Set exercise =>
Locate the word "грамадзян" in the material, then show every line that holds it.

Record list =>

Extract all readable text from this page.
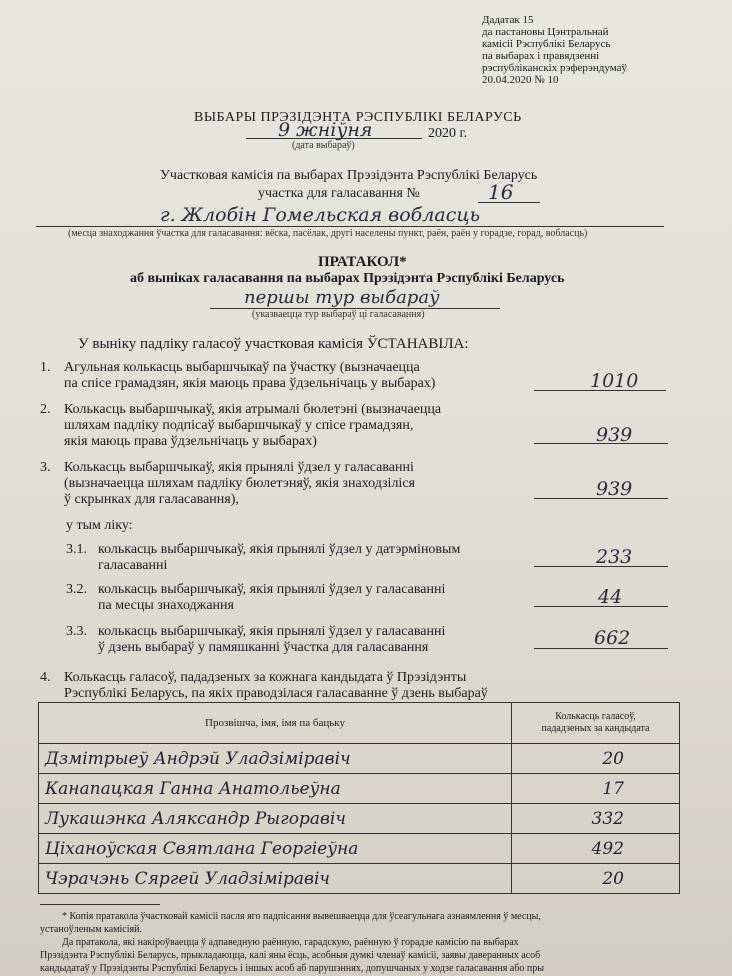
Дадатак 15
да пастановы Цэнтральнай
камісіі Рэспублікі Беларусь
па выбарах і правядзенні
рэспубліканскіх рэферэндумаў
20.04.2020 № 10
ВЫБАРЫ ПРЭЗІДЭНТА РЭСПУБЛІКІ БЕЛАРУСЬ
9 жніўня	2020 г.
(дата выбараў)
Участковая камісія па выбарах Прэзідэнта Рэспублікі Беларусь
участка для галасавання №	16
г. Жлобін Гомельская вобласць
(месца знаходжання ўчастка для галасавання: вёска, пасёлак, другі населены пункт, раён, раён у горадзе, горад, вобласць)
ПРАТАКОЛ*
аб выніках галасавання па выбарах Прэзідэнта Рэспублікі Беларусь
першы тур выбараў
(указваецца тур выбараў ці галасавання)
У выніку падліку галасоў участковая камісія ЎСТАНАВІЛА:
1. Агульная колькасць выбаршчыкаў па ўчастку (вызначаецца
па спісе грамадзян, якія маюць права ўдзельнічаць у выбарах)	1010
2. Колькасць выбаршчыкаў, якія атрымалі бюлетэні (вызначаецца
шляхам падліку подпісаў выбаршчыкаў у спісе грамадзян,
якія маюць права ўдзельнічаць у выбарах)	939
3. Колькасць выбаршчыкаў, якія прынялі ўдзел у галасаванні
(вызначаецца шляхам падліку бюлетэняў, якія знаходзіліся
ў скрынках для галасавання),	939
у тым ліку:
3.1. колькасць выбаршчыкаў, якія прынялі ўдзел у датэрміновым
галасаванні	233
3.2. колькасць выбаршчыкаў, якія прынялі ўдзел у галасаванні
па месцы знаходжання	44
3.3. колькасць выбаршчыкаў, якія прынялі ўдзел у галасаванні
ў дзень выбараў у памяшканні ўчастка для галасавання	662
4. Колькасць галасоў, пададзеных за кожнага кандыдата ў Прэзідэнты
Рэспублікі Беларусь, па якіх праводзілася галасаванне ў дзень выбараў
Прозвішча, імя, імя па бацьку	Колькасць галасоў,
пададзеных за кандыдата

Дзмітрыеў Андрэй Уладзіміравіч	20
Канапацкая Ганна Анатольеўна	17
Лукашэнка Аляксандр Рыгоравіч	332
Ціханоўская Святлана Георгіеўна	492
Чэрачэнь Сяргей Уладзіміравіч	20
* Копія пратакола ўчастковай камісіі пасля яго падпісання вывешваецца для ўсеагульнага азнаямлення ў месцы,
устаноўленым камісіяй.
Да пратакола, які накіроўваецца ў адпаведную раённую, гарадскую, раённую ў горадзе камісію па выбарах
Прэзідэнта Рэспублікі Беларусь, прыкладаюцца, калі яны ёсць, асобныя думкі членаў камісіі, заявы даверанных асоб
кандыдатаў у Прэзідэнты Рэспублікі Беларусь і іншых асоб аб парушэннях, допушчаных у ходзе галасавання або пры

Written solution =>
па спісе грамадзян, якія маюць права ўдзельнічаць у выбарах)	1010
шляхам падліку подпісаў выбаршчыкаў у спісе грамадзян,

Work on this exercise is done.